Source document

Ask students, “Do you remember what it was like to catch the ruler. What was the first signal that you listened for to get your body ready to catch the ruler?” Students listened for when their partner said “one-two-three-go.”

Tell students, “First, your mind and your hand got ready when you heard your partner start to count. What was the second thing that happened that told your body to catch the ruler?” Students watched for the ruler to start falling. As soon as it fell, they knew it was time to try to catch it.

Ask, “What did your body do so that you caught the ruler?” Students’ hands and fingers closed so that the ruler was pinched and could no longer fall.

Ask students, “How did you know when you caught the ruler and no longer had to reach for it?” Students could see that the ruler had been caught and could feel and see that the ruler was in their hand.

Next, ask students, “What parts of the body were used first in this trial?” The ears were used first to listen to the partner as he or she was counting.  The ears allowed students to hear their partner say, “Go.” Invite a student to write the word ears on the left side of the board.

What is expected
Continue the ruler-catching lesson, picking up after its last sentence.

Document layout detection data

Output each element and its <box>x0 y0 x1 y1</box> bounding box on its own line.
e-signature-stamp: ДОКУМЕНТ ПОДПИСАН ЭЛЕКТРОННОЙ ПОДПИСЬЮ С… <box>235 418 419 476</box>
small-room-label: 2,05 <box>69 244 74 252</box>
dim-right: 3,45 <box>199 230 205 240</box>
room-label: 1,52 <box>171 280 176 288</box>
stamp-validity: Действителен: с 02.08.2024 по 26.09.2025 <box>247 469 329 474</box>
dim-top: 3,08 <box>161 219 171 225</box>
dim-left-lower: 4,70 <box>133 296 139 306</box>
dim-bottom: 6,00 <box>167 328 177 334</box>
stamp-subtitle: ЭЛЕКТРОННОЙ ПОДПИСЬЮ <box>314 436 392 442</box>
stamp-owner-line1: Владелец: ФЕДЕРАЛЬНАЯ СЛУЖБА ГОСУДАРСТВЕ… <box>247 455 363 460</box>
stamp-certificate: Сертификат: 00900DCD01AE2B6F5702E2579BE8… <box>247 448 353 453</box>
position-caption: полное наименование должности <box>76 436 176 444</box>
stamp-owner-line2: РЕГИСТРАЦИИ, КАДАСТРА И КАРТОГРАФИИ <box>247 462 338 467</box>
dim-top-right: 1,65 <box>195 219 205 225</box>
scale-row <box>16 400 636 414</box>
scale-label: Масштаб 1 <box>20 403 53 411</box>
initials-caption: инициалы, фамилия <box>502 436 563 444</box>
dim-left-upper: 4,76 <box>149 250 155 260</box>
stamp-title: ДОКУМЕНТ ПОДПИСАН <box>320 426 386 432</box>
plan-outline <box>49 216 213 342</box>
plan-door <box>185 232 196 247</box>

Task result
Now ask, “After you heard the counting, what part of your body was used?” The students’ brains interpreted the sound of the counting and told the body to get ready for the ruler.  When the partner said, “Go,” the brain sent a signal to the hand telling it to close. Invite a student to write the word brain to the right of ears on the board. Students also may indicate that their eyes were used to see the ruler drop after hearing the counting.  If students make this suggestion, ask a student volunteer to write the word eyes under the word ears on the board. 

Ask the student volunteer to draw the path of the signal from the ears to the brain. This student can draw the path by using a piece of chalk or a marker to connect the parts of the body.

Next, walk through the process of how signals traveled in the body in Trial 1 using the diagram.  

• Your brain sent a signal telling you to catch the ruler. The brain sent a signal to the arm and the hands, telling the hand to close and catch the ruler.
• After you caught the ruler, the nerves in your hand sent a signal telling the body that the ruler had been caught. The nerves in the hand and the arm sent the signal to the spinal cord and back to the brain. 

Finally, ask students, “How did the signal move from the ears to the brain to the fingers and back to the brain?  What part of the body communicates this signal? The nerves transport the signal.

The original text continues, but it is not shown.